• What is required
Report how many lines contain the word "image"; answer with the number only.

##### The records #####

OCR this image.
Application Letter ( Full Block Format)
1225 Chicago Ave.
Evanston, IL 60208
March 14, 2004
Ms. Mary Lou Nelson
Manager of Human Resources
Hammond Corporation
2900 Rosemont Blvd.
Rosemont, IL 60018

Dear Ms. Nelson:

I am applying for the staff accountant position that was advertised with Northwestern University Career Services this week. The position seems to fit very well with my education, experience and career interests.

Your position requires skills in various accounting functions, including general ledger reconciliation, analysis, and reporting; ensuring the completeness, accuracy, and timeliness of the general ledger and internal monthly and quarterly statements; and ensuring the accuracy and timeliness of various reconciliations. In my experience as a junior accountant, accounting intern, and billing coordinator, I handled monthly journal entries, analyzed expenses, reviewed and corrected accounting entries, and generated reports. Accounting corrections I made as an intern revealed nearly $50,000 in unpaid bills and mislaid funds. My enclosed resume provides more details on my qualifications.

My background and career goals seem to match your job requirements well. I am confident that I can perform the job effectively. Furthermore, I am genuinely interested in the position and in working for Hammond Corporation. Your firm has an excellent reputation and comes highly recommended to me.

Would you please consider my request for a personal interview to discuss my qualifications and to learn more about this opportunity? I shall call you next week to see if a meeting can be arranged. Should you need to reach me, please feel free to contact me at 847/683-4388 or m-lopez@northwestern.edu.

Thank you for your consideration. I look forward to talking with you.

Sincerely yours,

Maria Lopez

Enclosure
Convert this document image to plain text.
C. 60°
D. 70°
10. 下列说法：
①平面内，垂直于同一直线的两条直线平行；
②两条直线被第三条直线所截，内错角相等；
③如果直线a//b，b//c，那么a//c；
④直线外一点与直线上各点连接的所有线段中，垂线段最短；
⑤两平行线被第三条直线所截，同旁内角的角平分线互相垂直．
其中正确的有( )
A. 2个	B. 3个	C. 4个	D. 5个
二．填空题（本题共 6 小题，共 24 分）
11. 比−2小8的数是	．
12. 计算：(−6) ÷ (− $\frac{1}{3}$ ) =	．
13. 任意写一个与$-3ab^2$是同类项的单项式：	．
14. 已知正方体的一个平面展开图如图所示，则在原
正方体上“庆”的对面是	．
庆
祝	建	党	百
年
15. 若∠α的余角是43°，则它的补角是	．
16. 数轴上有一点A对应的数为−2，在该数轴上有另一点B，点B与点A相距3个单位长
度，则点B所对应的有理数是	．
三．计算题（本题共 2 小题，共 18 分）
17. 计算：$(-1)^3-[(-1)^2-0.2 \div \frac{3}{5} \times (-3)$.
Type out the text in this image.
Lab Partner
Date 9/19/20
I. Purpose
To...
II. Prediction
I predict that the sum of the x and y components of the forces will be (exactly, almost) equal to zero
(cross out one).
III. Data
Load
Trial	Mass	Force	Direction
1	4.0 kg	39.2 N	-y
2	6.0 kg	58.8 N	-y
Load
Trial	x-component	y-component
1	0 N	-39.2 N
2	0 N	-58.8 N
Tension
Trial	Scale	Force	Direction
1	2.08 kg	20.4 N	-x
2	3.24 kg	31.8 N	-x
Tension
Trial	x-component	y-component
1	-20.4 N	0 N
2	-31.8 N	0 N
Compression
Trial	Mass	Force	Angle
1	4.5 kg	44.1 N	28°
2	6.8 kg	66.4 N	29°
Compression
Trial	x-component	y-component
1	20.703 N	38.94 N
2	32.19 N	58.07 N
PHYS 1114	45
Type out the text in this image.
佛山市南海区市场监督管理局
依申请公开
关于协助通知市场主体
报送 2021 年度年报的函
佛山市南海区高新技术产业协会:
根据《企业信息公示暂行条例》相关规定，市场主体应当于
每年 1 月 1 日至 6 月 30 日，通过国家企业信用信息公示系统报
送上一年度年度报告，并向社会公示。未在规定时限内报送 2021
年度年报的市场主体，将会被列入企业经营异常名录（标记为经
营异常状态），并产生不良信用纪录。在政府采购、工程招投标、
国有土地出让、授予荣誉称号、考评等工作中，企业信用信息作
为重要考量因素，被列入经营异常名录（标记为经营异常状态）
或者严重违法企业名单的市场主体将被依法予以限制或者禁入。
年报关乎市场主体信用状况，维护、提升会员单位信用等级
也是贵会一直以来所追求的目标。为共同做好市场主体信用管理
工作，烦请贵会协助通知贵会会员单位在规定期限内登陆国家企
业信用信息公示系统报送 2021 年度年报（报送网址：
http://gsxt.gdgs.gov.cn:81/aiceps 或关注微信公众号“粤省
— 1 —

#####

• Answer for this exercise
4